Records from a dataset
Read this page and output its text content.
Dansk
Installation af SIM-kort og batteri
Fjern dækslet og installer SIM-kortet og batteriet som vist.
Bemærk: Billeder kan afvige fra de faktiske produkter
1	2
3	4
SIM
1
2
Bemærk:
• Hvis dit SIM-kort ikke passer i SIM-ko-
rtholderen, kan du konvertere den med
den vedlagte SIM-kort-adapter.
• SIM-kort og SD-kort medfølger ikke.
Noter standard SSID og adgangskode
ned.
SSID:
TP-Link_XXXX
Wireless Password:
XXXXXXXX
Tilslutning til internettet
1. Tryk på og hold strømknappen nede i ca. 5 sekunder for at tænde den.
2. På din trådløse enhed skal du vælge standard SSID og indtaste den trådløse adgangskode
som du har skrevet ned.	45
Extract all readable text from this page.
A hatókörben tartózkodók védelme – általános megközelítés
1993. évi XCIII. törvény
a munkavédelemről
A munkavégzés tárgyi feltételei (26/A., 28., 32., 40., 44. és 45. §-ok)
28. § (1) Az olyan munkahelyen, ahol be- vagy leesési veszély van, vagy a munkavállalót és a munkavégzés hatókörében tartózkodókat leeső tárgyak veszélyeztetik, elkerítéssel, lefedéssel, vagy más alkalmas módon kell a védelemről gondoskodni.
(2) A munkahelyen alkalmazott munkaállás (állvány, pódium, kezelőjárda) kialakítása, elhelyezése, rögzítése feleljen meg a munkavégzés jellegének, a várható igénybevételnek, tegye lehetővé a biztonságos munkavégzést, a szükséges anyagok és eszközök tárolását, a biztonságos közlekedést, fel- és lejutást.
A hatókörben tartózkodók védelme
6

- Description of the task -
Select, from the listing, all lines that include the word "standard".

- Written reply -
Noter standard SSID og adgangskode
2. På din trådløse enhed skal du vælge standard SSID og indtaste den trådløse adgangskode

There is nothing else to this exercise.